TASK GOAL.
Of all the lines in the data below, how many contain "attr"? Report that number alone.

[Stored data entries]
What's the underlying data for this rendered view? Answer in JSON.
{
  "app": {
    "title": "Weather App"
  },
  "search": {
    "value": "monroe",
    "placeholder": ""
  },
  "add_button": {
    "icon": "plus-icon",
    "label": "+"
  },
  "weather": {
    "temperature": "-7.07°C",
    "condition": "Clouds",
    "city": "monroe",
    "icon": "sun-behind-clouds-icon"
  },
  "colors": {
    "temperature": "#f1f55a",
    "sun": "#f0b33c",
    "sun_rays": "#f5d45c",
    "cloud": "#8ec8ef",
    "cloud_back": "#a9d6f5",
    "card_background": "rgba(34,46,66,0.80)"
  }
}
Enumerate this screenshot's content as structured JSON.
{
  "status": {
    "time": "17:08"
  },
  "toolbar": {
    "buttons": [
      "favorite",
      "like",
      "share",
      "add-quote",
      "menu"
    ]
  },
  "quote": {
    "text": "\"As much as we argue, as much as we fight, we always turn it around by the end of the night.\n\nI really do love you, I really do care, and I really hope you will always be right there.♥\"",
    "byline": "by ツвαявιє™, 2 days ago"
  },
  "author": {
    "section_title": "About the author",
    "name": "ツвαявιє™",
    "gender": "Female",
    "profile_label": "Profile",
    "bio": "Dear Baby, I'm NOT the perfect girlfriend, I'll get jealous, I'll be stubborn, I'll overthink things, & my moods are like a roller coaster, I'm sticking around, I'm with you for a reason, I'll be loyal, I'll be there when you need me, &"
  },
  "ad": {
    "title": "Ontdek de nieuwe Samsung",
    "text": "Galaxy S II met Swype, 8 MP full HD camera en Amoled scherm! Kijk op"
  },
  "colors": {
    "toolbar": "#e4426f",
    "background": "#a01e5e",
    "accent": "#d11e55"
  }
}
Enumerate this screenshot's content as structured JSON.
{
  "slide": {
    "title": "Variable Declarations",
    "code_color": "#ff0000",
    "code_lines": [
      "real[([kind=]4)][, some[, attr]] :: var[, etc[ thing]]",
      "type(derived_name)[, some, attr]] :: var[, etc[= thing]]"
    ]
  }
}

PROBLEM SOLUTION.
2